## Challenge
Will you give every entry again exactly as it stands?

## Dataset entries
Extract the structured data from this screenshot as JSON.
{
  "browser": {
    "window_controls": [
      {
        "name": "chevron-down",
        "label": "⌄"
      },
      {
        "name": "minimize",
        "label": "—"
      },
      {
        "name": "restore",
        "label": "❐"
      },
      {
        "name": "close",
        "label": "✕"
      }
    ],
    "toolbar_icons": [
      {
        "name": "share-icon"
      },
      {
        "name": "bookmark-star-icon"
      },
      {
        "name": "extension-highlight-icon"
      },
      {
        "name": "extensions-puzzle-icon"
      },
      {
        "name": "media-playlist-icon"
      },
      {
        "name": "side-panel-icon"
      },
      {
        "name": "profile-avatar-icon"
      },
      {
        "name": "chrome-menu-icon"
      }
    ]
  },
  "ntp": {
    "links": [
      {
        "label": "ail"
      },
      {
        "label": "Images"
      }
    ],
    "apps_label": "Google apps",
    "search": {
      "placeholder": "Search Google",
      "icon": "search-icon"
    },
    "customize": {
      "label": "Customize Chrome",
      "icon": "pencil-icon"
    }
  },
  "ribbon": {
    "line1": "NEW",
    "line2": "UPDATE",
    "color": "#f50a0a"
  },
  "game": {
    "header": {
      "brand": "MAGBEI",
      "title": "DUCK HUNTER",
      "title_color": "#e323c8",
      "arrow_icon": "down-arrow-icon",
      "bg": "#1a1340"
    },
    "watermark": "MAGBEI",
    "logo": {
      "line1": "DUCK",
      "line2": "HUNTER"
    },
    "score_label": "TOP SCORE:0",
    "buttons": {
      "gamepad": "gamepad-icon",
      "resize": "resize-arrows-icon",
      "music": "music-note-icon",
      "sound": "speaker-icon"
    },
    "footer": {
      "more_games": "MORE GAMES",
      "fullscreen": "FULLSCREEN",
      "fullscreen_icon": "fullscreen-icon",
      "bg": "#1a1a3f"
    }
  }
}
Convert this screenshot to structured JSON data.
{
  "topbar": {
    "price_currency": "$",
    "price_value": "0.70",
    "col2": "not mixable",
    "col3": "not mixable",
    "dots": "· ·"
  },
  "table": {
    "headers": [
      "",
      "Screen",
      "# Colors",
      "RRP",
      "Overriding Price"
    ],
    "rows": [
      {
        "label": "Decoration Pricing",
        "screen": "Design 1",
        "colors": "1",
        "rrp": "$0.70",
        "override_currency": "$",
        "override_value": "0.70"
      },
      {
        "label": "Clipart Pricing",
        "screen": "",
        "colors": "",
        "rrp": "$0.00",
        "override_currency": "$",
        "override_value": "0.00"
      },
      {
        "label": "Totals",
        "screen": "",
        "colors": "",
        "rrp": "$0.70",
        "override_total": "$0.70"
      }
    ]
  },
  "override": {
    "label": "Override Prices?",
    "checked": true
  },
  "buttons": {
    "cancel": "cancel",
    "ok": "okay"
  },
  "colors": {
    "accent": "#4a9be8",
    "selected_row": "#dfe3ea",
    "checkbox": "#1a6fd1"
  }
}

## Exercise solution
Extract the structured data from this screenshot as JSON.
{
  "browser": {
    "window_controls": [
      {
        "name": "chevron-down",
        "label": "⌄"
      },
      {
        "name": "minimize",
        "label": "—"
      },
      {
        "name": "restore",
        "label": "❐"
      },
      {
        "name": "close",
        "label": "✕"
      }
    ],
    "toolbar_icons": [
      {
        "name": "share-icon"
      },
      {
        "name": "bookmark-star-icon"
      },
      {
        "name": "extension-highlight-icon"
      },
      {
        "name": "extensions-puzzle-icon"
      },
      {
        "name": "media-playlist-icon"
      },
      {
        "name": "side-panel-icon"
      },
      {
        "name": "profile-avatar-icon"
      },
      {
        "name": "chrome-menu-icon"
      }
    ]
  },
  "ntp": {
    "links": [
      {
        "label": "ail"
      },
      {
        "label": "Images"
      }
    ],
    "apps_label": "Google apps",
    "search": {
      "placeholder": "Search Google",
      "icon": "search-icon"
    },
    "customize": {
      "label": "Customize Chrome",
      "icon": "pencil-icon"
    }
  },
  "ribbon": {
    "line1": "NEW",
    "line2": "UPDATE",
    "color": "#f50a0a"
  },
  "game": {
    "header": {
      "brand": "MAGBEI",
      "title": "DUCK HUNTER",
      "title_color": "#e323c8",
      "arrow_icon": "down-arrow-icon",
      "bg": "#1a1340"
    },
    "watermark": "MAGBEI",
    "logo": {
      "line1": "DUCK",
      "line2": "HUNTER"
    },
    "score_label": "TOP SCORE:0",
    "buttons": {
      "gamepad": "gamepad-icon",
      "resize": "resize-arrows-icon",
      "music": "music-note-icon",
      "sound": "speaker-icon"
    },
    "footer": {
      "more_games": "MORE GAMES",
      "fullscreen": "FULLSCREEN",
      "fullscreen_icon": "fullscreen-icon",
      "bg": "#1a1a3f"
    }
  }
}
Convert this screenshot to structured JSON data.
{
  "topbar": {
    "price_currency": "$",
    "price_value": "0.70",
    "col2": "not mixable",
    "col3": "not mixable",
    "dots": "· ·"
  },
  "table": {
    "headers": [
      "",
      "Screen",
      "# Colors",
      "RRP",
      "Overriding Price"
    ],
    "rows": [
      {
        "label": "Decoration Pricing",
        "screen": "Design 1",
        "colors": "1",
        "rrp": "$0.70",
        "override_currency": "$",
        "override_value": "0.70"
      },
      {
        "label": "Clipart Pricing",
        "screen": "",
        "colors": "",
        "rrp": "$0.00",
        "override_currency": "$",
        "override_value": "0.00"
      },
      {
        "label": "Totals",
        "screen": "",
        "colors": "",
        "rrp": "$0.70",
        "override_total": "$0.70"
      }
    ]
  },
  "override": {
    "label": "Override Prices?",
    "checked": true
  },
  "buttons": {
    "cancel": "cancel",
    "ok": "okay"
  },
  "colors": {
    "accent": "#4a9be8",
    "selected_row": "#dfe3ea",
    "checkbox": "#1a6fd1"
  }
}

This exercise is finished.